%%
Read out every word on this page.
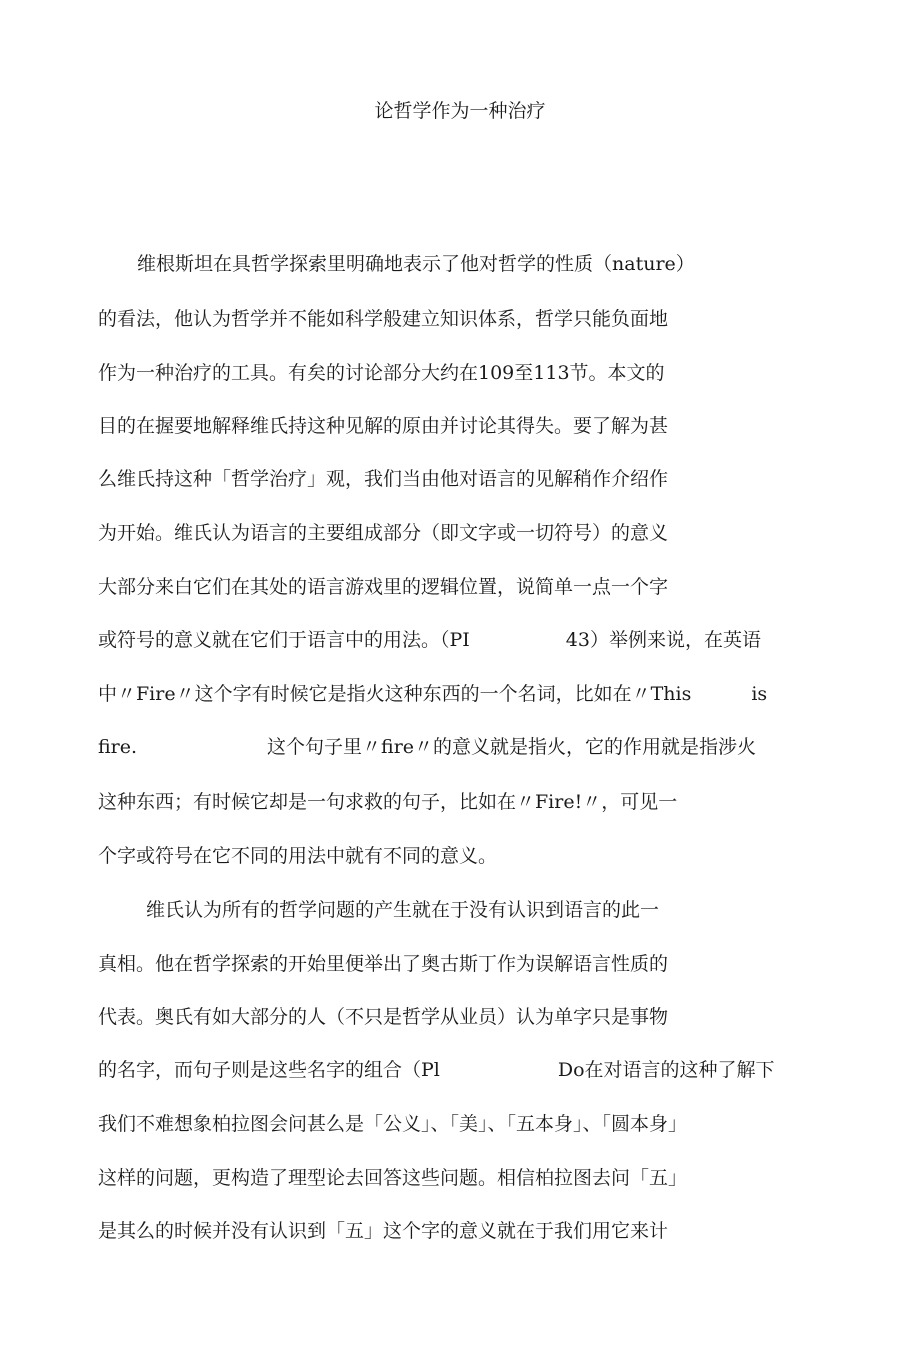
论哲学作为一种治疗
维根斯坦在具哲学探索里明确地表示了他对哲学的性质（nature）
的看法，他认为哲学并不能如科学般建立知识体系，哲学只能负面地
作为一种治疗的工具。有矣的讨论部分大约在109至113节。本文的
目的在握要地解释维氏持这种见解的原由并讨论其得失。要了解为甚
么维氏持这种「哲学治疗」观，我们当由他对语言的见解稍作介绍作
为开始。维氏认为语言的主要组成部分（即文字或一切符号）的意义
大部分来白它们在其处的语言游戏里的逻辑位置，说简单一点一个字
或符号的意义就在它们于语言中的用法。（PI	43）举例来说，在英语
中〃Fire〃这个字有时候它是指火这种东西的一个名词，比如在〃This	is
fire.	这个句子里〃fire〃的意义就是指火，它的作用就是指涉火
这种东西；有时候它却是一句求救的句子，比如在〃Fire!〃，可见一
个字或符号在它不同的用法中就有不同的意义。
维氏认为所有的哲学问题的产生就在于没有认识到语言的此一
真相。他在哲学探索的开始里便举出了奥古斯丁作为误解语言性质的
代表。奥氏有如大部分的人（不只是哲学从业员）认为单字只是事物
的名字，而句子则是这些名字的组合（Pl	Do在对语言的这种了解下
我们不难想象柏拉图会问甚么是「公义」、「美」、「五本身」、「圆本身」
这样的问题，更构造了理型论去回答这些问题。相信柏拉图去问「五」
是其么的时候并没有认识到「五」这个字的意义就在于我们用它来计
%%
■ **EXERCISE PROMPT**: Copy every line of the data exactly as written, excluding the pictures.

■ **THE SOLUTION**:
Read out every word on this page.
论哲学作为一种治疗
维根斯坦在具哲学探索里明确地表示了他对哲学的性质（nature）
的看法，他认为哲学并不能如科学般建立知识体系，哲学只能负面地
作为一种治疗的工具。有矣的讨论部分大约在109至113节。本文的
目的在握要地解释维氏持这种见解的原由并讨论其得失。要了解为甚
么维氏持这种「哲学治疗」观，我们当由他对语言的见解稍作介绍作
为开始。维氏认为语言的主要组成部分（即文字或一切符号）的意义
大部分来白它们在其处的语言游戏里的逻辑位置，说简单一点一个字
或符号的意义就在它们于语言中的用法。（PI	43）举例来说，在英语
中〃Fire〃这个字有时候它是指火这种东西的一个名词，比如在〃This	is
fire.	这个句子里〃fire〃的意义就是指火，它的作用就是指涉火
这种东西；有时候它却是一句求救的句子，比如在〃Fire!〃，可见一
个字或符号在它不同的用法中就有不同的意义。
维氏认为所有的哲学问题的产生就在于没有认识到语言的此一
真相。他在哲学探索的开始里便举出了奥古斯丁作为误解语言性质的
代表。奥氏有如大部分的人（不只是哲学从业员）认为单字只是事物
的名字，而句子则是这些名字的组合（Pl	Do在对语言的这种了解下
我们不难想象柏拉图会问甚么是「公义」、「美」、「五本身」、「圆本身」
这样的问题，更构造了理型论去回答这些问题。相信柏拉图去问「五」
是其么的时候并没有认识到「五」这个字的意义就在于我们用它来计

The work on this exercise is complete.